Extracts from a graphics dataset:
====

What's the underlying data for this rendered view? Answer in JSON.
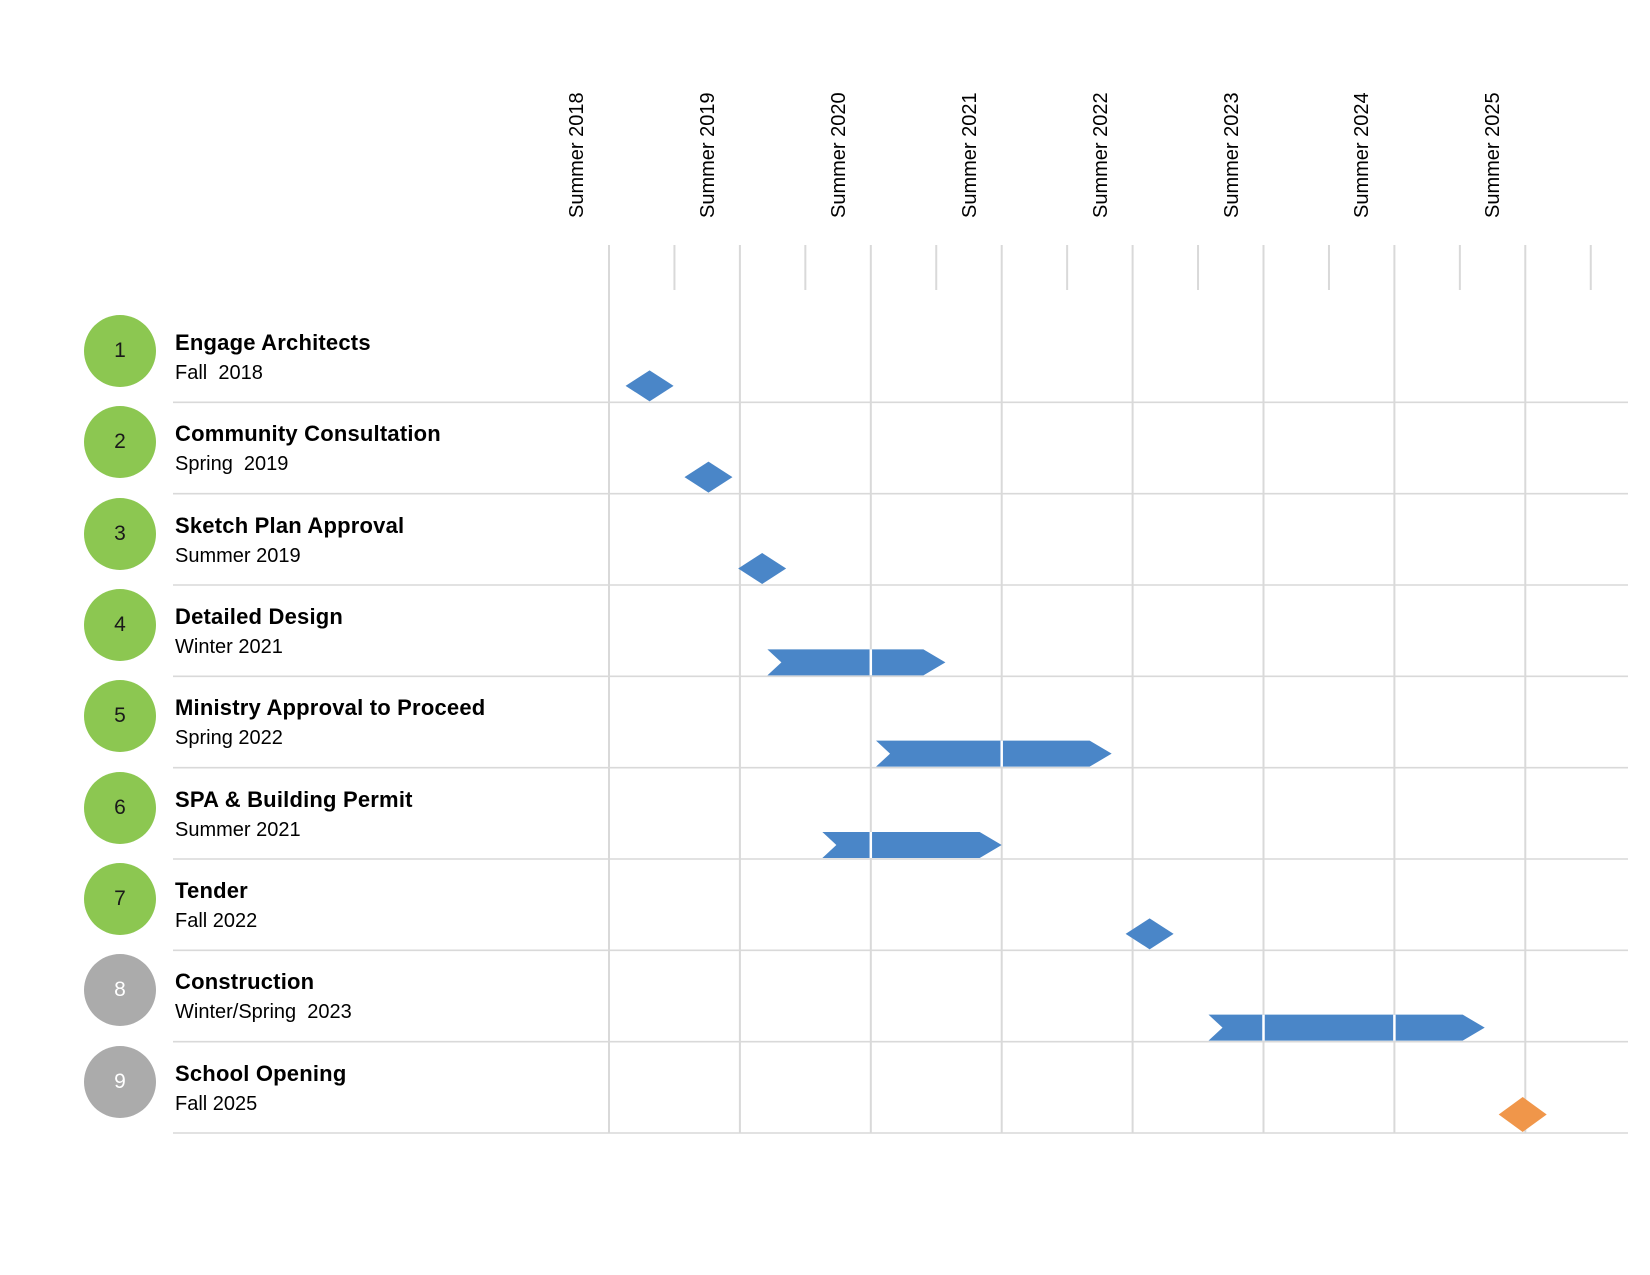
{
  "page": {
    "background": "#FFFFFF"
  },
  "chart_data": {
    "type": "gantt",
    "x_axis": {
      "tick_labels": [
        "Summer 2018",
        "Summer 2019",
        "Summer 2020",
        "Summer 2021",
        "Summer 2022",
        "Summer 2023",
        "Summer 2024",
        "Summer 2025"
      ],
      "minor_ticks_per_year": 2,
      "grid": true,
      "label_rotation_degrees": -90
    },
    "tasks": [
      {
        "number": "1",
        "name": "Engage Architects",
        "date_label": "Fall  2018",
        "circle_color": "green",
        "marker": "milestone",
        "marker_color": "blue",
        "time": 2018.81
      },
      {
        "number": "2",
        "name": "Community Consultation",
        "date_label": "Spring  2019",
        "circle_color": "green",
        "marker": "milestone",
        "marker_color": "blue",
        "time": 2019.26
      },
      {
        "number": "3",
        "name": "Sketch Plan Approval",
        "date_label": "Summer 2019",
        "circle_color": "green",
        "marker": "milestone",
        "marker_color": "blue",
        "time": 2019.67
      },
      {
        "number": "4",
        "name": "Detailed Design",
        "date_label": "Winter 2021",
        "circle_color": "green",
        "marker": "bar",
        "marker_color": "blue",
        "start": 2019.71,
        "end": 2021.07
      },
      {
        "number": "5",
        "name": "Ministry Approval to Proceed",
        "date_label": "Spring 2022",
        "circle_color": "green",
        "marker": "bar",
        "marker_color": "blue",
        "start": 2020.54,
        "end": 2022.34
      },
      {
        "number": "6",
        "name": "SPA & Building Permit",
        "date_label": "Summer 2021",
        "circle_color": "green",
        "marker": "bar",
        "marker_color": "blue",
        "start": 2020.13,
        "end": 2021.5
      },
      {
        "number": "7",
        "name": "Tender",
        "date_label": "Fall 2022",
        "circle_color": "green",
        "marker": "milestone",
        "marker_color": "blue",
        "time": 2022.63
      },
      {
        "number": "8",
        "name": "Construction",
        "date_label": "Winter/Spring  2023",
        "circle_color": "gray",
        "marker": "bar",
        "marker_color": "blue",
        "start": 2023.08,
        "end": 2025.19
      },
      {
        "number": "9",
        "name": "School Opening",
        "date_label": "Fall 2025",
        "circle_color": "gray",
        "marker": "milestone",
        "marker_color": "orange",
        "time": 2025.48
      }
    ],
    "colors": {
      "bar_blue": "#4A86C8",
      "milestone_orange": "#F0964A",
      "circle_green": "#8CC751",
      "circle_gray": "#ABABAB",
      "gridline": "#D9D9D9",
      "bar_segment_separator": "#FFFFFF",
      "text": "#000000"
    }
  }
}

====

* Task requirements
Repeat each line of the records above exactly, but do not copy the pictures.

* Task result
What's the underlying data for this rendered view? Answer in JSON.
{
  "page": {
    "background": "#FFFFFF"
  },
  "chart_data": {
    "type": "gantt",
    "x_axis": {
      "tick_labels": [
        "Summer 2018",
        "Summer 2019",
        "Summer 2020",
        "Summer 2021",
        "Summer 2022",
        "Summer 2023",
        "Summer 2024",
        "Summer 2025"
      ],
      "minor_ticks_per_year": 2,
      "grid": true,
      "label_rotation_degrees": -90
    },
    "tasks": [
      {
        "number": "1",
        "name": "Engage Architects",
        "date_label": "Fall  2018",
        "circle_color": "green",
        "marker": "milestone",
        "marker_color": "blue",
        "time": 2018.81
      },
      {
        "number": "2",
        "name": "Community Consultation",
        "date_label": "Spring  2019",
        "circle_color": "green",
        "marker": "milestone",
        "marker_color": "blue",
        "time": 2019.26
      },
      {
        "number": "3",
        "name": "Sketch Plan Approval",
        "date_label": "Summer 2019",
        "circle_color": "green",
        "marker": "milestone",
        "marker_color": "blue",
        "time": 2019.67
      },
      {
        "number": "4",
        "name": "Detailed Design",
        "date_label": "Winter 2021",
        "circle_color": "green",
        "marker": "bar",
        "marker_color": "blue",
        "start": 2019.71,
        "end": 2021.07
      },
      {
        "number": "5",
        "name": "Ministry Approval to Proceed",
        "date_label": "Spring 2022",
        "circle_color": "green",
        "marker": "bar",
        "marker_color": "blue",
        "start": 2020.54,
        "end": 2022.34
      },
      {
        "number": "6",
        "name": "SPA & Building Permit",
        "date_label": "Summer 2021",
        "circle_color": "green",
        "marker": "bar",
        "marker_color": "blue",
        "start": 2020.13,
        "end": 2021.5
      },
      {
        "number": "7",
        "name": "Tender",
        "date_label": "Fall 2022",
        "circle_color": "green",
        "marker": "milestone",
        "marker_color": "blue",
        "time": 2022.63
      },
      {
        "number": "8",
        "name": "Construction",
        "date_label": "Winter/Spring  2023",
        "circle_color": "gray",
        "marker": "bar",
        "marker_color": "blue",
        "start": 2023.08,
        "end": 2025.19
      },
      {
        "number": "9",
        "name": "School Opening",
        "date_label": "Fall 2025",
        "circle_color": "gray",
        "marker": "milestone",
        "marker_color": "orange",
        "time": 2025.48
      }
    ],
    "colors": {
      "bar_blue": "#4A86C8",
      "milestone_orange": "#F0964A",
      "circle_green": "#8CC751",
      "circle_gray": "#ABABAB",
      "gridline": "#D9D9D9",
      "bar_segment_separator": "#FFFFFF",
      "text": "#000000"
    }
  }
}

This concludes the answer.